- **What to do**: Retype the whole listing verbatim and keep the pictures out of it.

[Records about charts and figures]
════════════════════
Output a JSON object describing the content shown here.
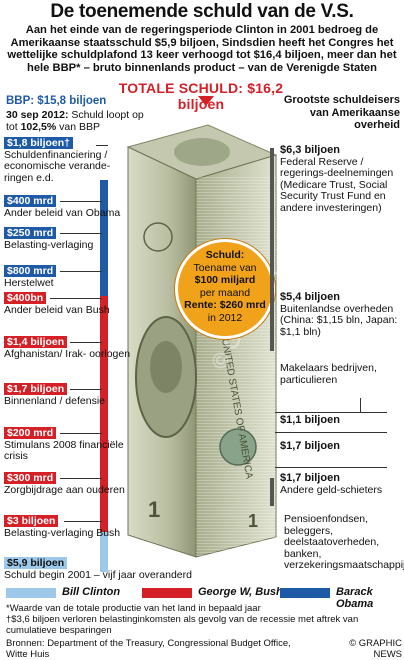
{
  "title": "De toenemende schuld van de  V.S.",
  "intro": "Aan het einde van de regeringsperiode Clinton in 2001 bedroeg de Amerikaanse staatsschuld $5,9 biljoen, Sindsdien heeft het Congres het wettelijke schuldplafond 13 keer verhoogd tot $16,4 biljoen, meer dan het hele BBP* – bruto binnenlands product – van de Verenigde Staten",
  "total": "TOTALE SCHULD:  $16,2 biljoen",
  "bbp": "BBP:  $15,8 biljoen",
  "date_note": {
    "date": "30 sep 2012:",
    "rest": " Schuld loopt op tot ",
    "pct": "102,5%",
    "after": " van BBP"
  },
  "right_heading": "Grootste schuldeisers van Amerikaanse overheid",
  "colors": {
    "blue": "#1f5aa6",
    "red": "#d42027",
    "light_blue": "#9ec8ea"
  },
  "left_items": [
    {
      "amount": "$1,8 biljoen†",
      "label": "Schuldenfinanciering / economische verande-ringen e.d.",
      "color": "blue"
    },
    {
      "amount": "$400 mrd",
      "label": "Ander beleid van Obama",
      "color": "blue"
    },
    {
      "amount": "$250 mrd",
      "label": "Belasting-verlaging",
      "color": "blue"
    },
    {
      "amount": "$800 mrd",
      "label": "Herstelwet",
      "color": "blue"
    },
    {
      "amount": "$400bn",
      "label": "Ander beleid van Bush",
      "color": "red"
    },
    {
      "amount": "$1,4 biljoen",
      "label": "Afghanistan/ Irak- oorlogen",
      "color": "red"
    },
    {
      "amount": "$1,7 biljoen",
      "label": "Binnenland / defensie",
      "color": "red"
    },
    {
      "amount": "$200 mrd",
      "label": "Stimulans 2008 financiële crisis",
      "color": "red"
    },
    {
      "amount": "$300 mrd",
      "label": "Zorgbijdrage aan ouderen",
      "color": "red"
    },
    {
      "amount": "$3 biljoen",
      "label": "Belasting-verlaging Bush",
      "color": "red"
    },
    {
      "amount": "$5,9 biljoen",
      "label": "Schuld begin 2001 – vijf jaar overanderd",
      "color": "light_blue"
    }
  ],
  "circle": {
    "heading": "Schuld:",
    "line1": "Toename van",
    "line2": "$100 miljard",
    "line3": "per maand",
    "line4": "Rente: $260 mrd",
    "line5": "in 2012"
  },
  "right_items": [
    {
      "amount": "$6,3 biljoen",
      "label": "Federal Reserve / regerings-deelnemingen (Medicare Trust, Social Security Trust Fund en andere investeringen)"
    },
    {
      "amount": "$5,4 biljoen",
      "label": "Buitenlandse overheden (China: $1,15 bln, Japan: $1,1 bln)"
    },
    {
      "amount": "",
      "label": "Makelaars bedrijven, particulieren"
    },
    {
      "amount": "$1,1 biljoen",
      "label": ""
    },
    {
      "amount": "$1,7 biljoen",
      "label": ""
    },
    {
      "amount": "$1,7 biljoen",
      "label": "Andere geld-schieters"
    },
    {
      "amount": "",
      "label": "Pensioenfondsen, beleggers, deelstaatoverheden, banken, verzekeringsmaatschappijen"
    }
  ],
  "legend": [
    {
      "name": "Bill Clinton",
      "color": "light_blue"
    },
    {
      "name": "George W, Bush",
      "color": "red"
    },
    {
      "name": "Barack Obama",
      "color": "blue"
    }
  ],
  "footnotes": {
    "star": "*Waarde van de totale productie van het land in bepaald jaar",
    "dagger": "†$3,6 biljoen verloren belastinginkomsten als gevolg van de recessie met aftrek van cumulatieve besparingen",
    "sources": "Bronnen: Department of the Treasury, Congressional Budget Office, Witte Huis",
    "credit": "© GRAPHIC NEWS"
  },
  "watermark": "© GRAPHIC NEWS"
}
════════════════════
- **Result of the exercise**:
Output a JSON object describing the content shown here.
{
  "title": "De toenemende schuld van de  V.S.",
  "intro": "Aan het einde van de regeringsperiode Clinton in 2001 bedroeg de Amerikaanse staatsschuld $5,9 biljoen, Sindsdien heeft het Congres het wettelijke schuldplafond 13 keer verhoogd tot $16,4 biljoen, meer dan het hele BBP* – bruto binnenlands product – van de Verenigde Staten",
  "total": "TOTALE SCHULD:  $16,2 biljoen",
  "bbp": "BBP:  $15,8 biljoen",
  "date_note": {
    "date": "30 sep 2012:",
    "rest": " Schuld loopt op tot ",
    "pct": "102,5%",
    "after": " van BBP"
  },
  "right_heading": "Grootste schuldeisers van Amerikaanse overheid",
  "colors": {
    "blue": "#1f5aa6",
    "red": "#d42027",
    "light_blue": "#9ec8ea"
  },
  "left_items": [
    {
      "amount": "$1,8 biljoen†",
      "label": "Schuldenfinanciering / economische verande-ringen e.d.",
      "color": "blue"
    },
    {
      "amount": "$400 mrd",
      "label": "Ander beleid van Obama",
      "color": "blue"
    },
    {
      "amount": "$250 mrd",
      "label": "Belasting-verlaging",
      "color": "blue"
    },
    {
      "amount": "$800 mrd",
      "label": "Herstelwet",
      "color": "blue"
    },
    {
      "amount": "$400bn",
      "label": "Ander beleid van Bush",
      "color": "red"
    },
    {
      "amount": "$1,4 biljoen",
      "label": "Afghanistan/ Irak- oorlogen",
      "color": "red"
    },
    {
      "amount": "$1,7 biljoen",
      "label": "Binnenland / defensie",
      "color": "red"
    },
    {
      "amount": "$200 mrd",
      "label": "Stimulans 2008 financiële crisis",
      "color": "red"
    },
    {
      "amount": "$300 mrd",
      "label": "Zorgbijdrage aan ouderen",
      "color": "red"
    },
    {
      "amount": "$3 biljoen",
      "label": "Belasting-verlaging Bush",
      "color": "red"
    },
    {
      "amount": "$5,9 biljoen",
      "label": "Schuld begin 2001 – vijf jaar overanderd",
      "color": "light_blue"
    }
  ],
  "circle": {
    "heading": "Schuld:",
    "line1": "Toename van",
    "line2": "$100 miljard",
    "line3": "per maand",
    "line4": "Rente: $260 mrd",
    "line5": "in 2012"
  },
  "right_items": [
    {
      "amount": "$6,3 biljoen",
      "label": "Federal Reserve / regerings-deelnemingen (Medicare Trust, Social Security Trust Fund en andere investeringen)"
    },
    {
      "amount": "$5,4 biljoen",
      "label": "Buitenlandse overheden (China: $1,15 bln, Japan: $1,1 bln)"
    },
    {
      "amount": "",
      "label": "Makelaars bedrijven, particulieren"
    },
    {
      "amount": "$1,1 biljoen",
      "label": ""
    },
    {
      "amount": "$1,7 biljoen",
      "label": ""
    },
    {
      "amount": "$1,7 biljoen",
      "label": "Andere geld-schieters"
    },
    {
      "amount": "",
      "label": "Pensioenfondsen, beleggers, deelstaatoverheden, banken, verzekeringsmaatschappijen"
    }
  ],
  "legend": [
    {
      "name": "Bill Clinton",
      "color": "light_blue"
    },
    {
      "name": "George W, Bush",
      "color": "red"
    },
    {
      "name": "Barack Obama",
      "color": "blue"
    }
  ],
  "footnotes": {
    "star": "*Waarde van de totale productie van het land in bepaald jaar",
    "dagger": "†$3,6 biljoen verloren belastinginkomsten als gevolg van de recessie met aftrek van cumulatieve besparingen",
    "sources": "Bronnen: Department of the Treasury, Congressional Budget Office, Witte Huis",
    "credit": "© GRAPHIC NEWS"
  },
  "watermark": "© GRAPHIC NEWS"
}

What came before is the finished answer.